● THE TASK
Copy every record below, exactly as written.

Stored data

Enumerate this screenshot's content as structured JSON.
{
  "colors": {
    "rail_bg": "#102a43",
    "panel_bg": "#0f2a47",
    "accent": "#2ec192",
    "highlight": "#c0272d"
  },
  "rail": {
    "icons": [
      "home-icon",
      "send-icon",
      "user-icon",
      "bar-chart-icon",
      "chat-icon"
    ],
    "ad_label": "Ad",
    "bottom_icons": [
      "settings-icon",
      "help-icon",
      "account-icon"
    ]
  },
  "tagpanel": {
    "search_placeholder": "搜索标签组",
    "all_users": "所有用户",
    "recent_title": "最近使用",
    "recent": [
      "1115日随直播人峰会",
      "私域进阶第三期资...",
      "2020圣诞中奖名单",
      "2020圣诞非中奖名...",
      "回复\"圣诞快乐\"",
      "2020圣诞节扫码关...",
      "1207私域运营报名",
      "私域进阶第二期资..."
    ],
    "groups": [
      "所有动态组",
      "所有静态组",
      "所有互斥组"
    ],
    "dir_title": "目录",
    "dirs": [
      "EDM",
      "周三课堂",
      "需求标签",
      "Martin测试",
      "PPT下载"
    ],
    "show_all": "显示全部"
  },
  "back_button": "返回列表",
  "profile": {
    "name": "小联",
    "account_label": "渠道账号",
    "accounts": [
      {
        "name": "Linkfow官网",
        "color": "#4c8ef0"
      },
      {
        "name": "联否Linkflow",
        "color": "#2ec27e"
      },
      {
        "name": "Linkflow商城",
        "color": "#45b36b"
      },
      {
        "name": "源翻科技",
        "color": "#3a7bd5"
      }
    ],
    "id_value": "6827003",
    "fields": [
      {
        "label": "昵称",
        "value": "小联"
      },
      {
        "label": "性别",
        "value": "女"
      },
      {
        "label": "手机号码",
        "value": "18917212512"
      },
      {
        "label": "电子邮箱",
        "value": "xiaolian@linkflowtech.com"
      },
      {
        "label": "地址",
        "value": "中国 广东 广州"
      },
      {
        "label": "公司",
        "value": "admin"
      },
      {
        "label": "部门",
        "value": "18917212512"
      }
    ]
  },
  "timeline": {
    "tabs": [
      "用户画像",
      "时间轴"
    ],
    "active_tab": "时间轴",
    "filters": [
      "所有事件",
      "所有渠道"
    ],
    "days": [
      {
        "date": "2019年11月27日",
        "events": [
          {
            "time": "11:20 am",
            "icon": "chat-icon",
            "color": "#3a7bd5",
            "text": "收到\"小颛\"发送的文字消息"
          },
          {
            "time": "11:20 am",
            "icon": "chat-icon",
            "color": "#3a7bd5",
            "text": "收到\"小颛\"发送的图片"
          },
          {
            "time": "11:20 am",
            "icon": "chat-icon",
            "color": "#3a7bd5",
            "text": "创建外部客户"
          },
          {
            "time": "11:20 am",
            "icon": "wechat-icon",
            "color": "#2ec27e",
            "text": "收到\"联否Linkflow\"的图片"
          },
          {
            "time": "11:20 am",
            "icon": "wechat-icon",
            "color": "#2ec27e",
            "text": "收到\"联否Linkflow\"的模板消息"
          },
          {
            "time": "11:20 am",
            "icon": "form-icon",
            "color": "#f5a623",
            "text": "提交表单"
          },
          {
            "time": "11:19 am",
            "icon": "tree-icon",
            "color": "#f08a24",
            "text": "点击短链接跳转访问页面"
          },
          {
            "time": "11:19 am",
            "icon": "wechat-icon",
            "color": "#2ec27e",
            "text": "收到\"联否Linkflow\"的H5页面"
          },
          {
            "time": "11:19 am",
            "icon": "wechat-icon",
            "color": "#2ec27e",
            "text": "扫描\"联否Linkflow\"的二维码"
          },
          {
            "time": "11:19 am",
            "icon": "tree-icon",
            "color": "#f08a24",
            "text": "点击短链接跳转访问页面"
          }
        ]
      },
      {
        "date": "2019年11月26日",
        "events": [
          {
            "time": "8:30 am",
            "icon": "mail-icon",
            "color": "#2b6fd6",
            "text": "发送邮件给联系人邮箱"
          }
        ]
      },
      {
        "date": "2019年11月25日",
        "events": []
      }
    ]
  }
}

● FINISHED ANSWER
Enumerate this screenshot's content as structured JSON.
{
  "colors": {
    "rail_bg": "#102a43",
    "panel_bg": "#0f2a47",
    "accent": "#2ec192",
    "highlight": "#c0272d"
  },
  "rail": {
    "icons": [
      "home-icon",
      "send-icon",
      "user-icon",
      "bar-chart-icon",
      "chat-icon"
    ],
    "ad_label": "Ad",
    "bottom_icons": [
      "settings-icon",
      "help-icon",
      "account-icon"
    ]
  },
  "tagpanel": {
    "search_placeholder": "搜索标签组",
    "all_users": "所有用户",
    "recent_title": "最近使用",
    "recent": [
      "1115日随直播人峰会",
      "私域进阶第三期资...",
      "2020圣诞中奖名单",
      "2020圣诞非中奖名...",
      "回复\"圣诞快乐\"",
      "2020圣诞节扫码关...",
      "1207私域运营报名",
      "私域进阶第二期资..."
    ],
    "groups": [
      "所有动态组",
      "所有静态组",
      "所有互斥组"
    ],
    "dir_title": "目录",
    "dirs": [
      "EDM",
      "周三课堂",
      "需求标签",
      "Martin测试",
      "PPT下载"
    ],
    "show_all": "显示全部"
  },
  "back_button": "返回列表",
  "profile": {
    "name": "小联",
    "account_label": "渠道账号",
    "accounts": [
      {
        "name": "Linkfow官网",
        "color": "#4c8ef0"
      },
      {
        "name": "联否Linkflow",
        "color": "#2ec27e"
      },
      {
        "name": "Linkflow商城",
        "color": "#45b36b"
      },
      {
        "name": "源翻科技",
        "color": "#3a7bd5"
      }
    ],
    "id_value": "6827003",
    "fields": [
      {
        "label": "昵称",
        "value": "小联"
      },
      {
        "label": "性别",
        "value": "女"
      },
      {
        "label": "手机号码",
        "value": "18917212512"
      },
      {
        "label": "电子邮箱",
        "value": "xiaolian@linkflowtech.com"
      },
      {
        "label": "地址",
        "value": "中国 广东 广州"
      },
      {
        "label": "公司",
        "value": "admin"
      },
      {
        "label": "部门",
        "value": "18917212512"
      }
    ]
  },
  "timeline": {
    "tabs": [
      "用户画像",
      "时间轴"
    ],
    "active_tab": "时间轴",
    "filters": [
      "所有事件",
      "所有渠道"
    ],
    "days": [
      {
        "date": "2019年11月27日",
        "events": [
          {
            "time": "11:20 am",
            "icon": "chat-icon",
            "color": "#3a7bd5",
            "text": "收到\"小颛\"发送的文字消息"
          },
          {
            "time": "11:20 am",
            "icon": "chat-icon",
            "color": "#3a7bd5",
            "text": "收到\"小颛\"发送的图片"
          },
          {
            "time": "11:20 am",
            "icon": "chat-icon",
            "color": "#3a7bd5",
            "text": "创建外部客户"
          },
          {
            "time": "11:20 am",
            "icon": "wechat-icon",
            "color": "#2ec27e",
            "text": "收到\"联否Linkflow\"的图片"
          },
          {
            "time": "11:20 am",
            "icon": "wechat-icon",
            "color": "#2ec27e",
            "text": "收到\"联否Linkflow\"的模板消息"
          },
          {
            "time": "11:20 am",
            "icon": "form-icon",
            "color": "#f5a623",
            "text": "提交表单"
          },
          {
            "time": "11:19 am",
            "icon": "tree-icon",
            "color": "#f08a24",
            "text": "点击短链接跳转访问页面"
          },
          {
            "time": "11:19 am",
            "icon": "wechat-icon",
            "color": "#2ec27e",
            "text": "收到\"联否Linkflow\"的H5页面"
          },
          {
            "time": "11:19 am",
            "icon": "wechat-icon",
            "color": "#2ec27e",
            "text": "扫描\"联否Linkflow\"的二维码"
          },
          {
            "time": "11:19 am",
            "icon": "tree-icon",
            "color": "#f08a24",
            "text": "点击短链接跳转访问页面"
          }
        ]
      },
      {
        "date": "2019年11月26日",
        "events": [
          {
            "time": "8:30 am",
            "icon": "mail-icon",
            "color": "#2b6fd6",
            "text": "发送邮件给联系人邮箱"
          }
        ]
      },
      {
        "date": "2019年11月25日",
        "events": []
      }
    ]
  }
}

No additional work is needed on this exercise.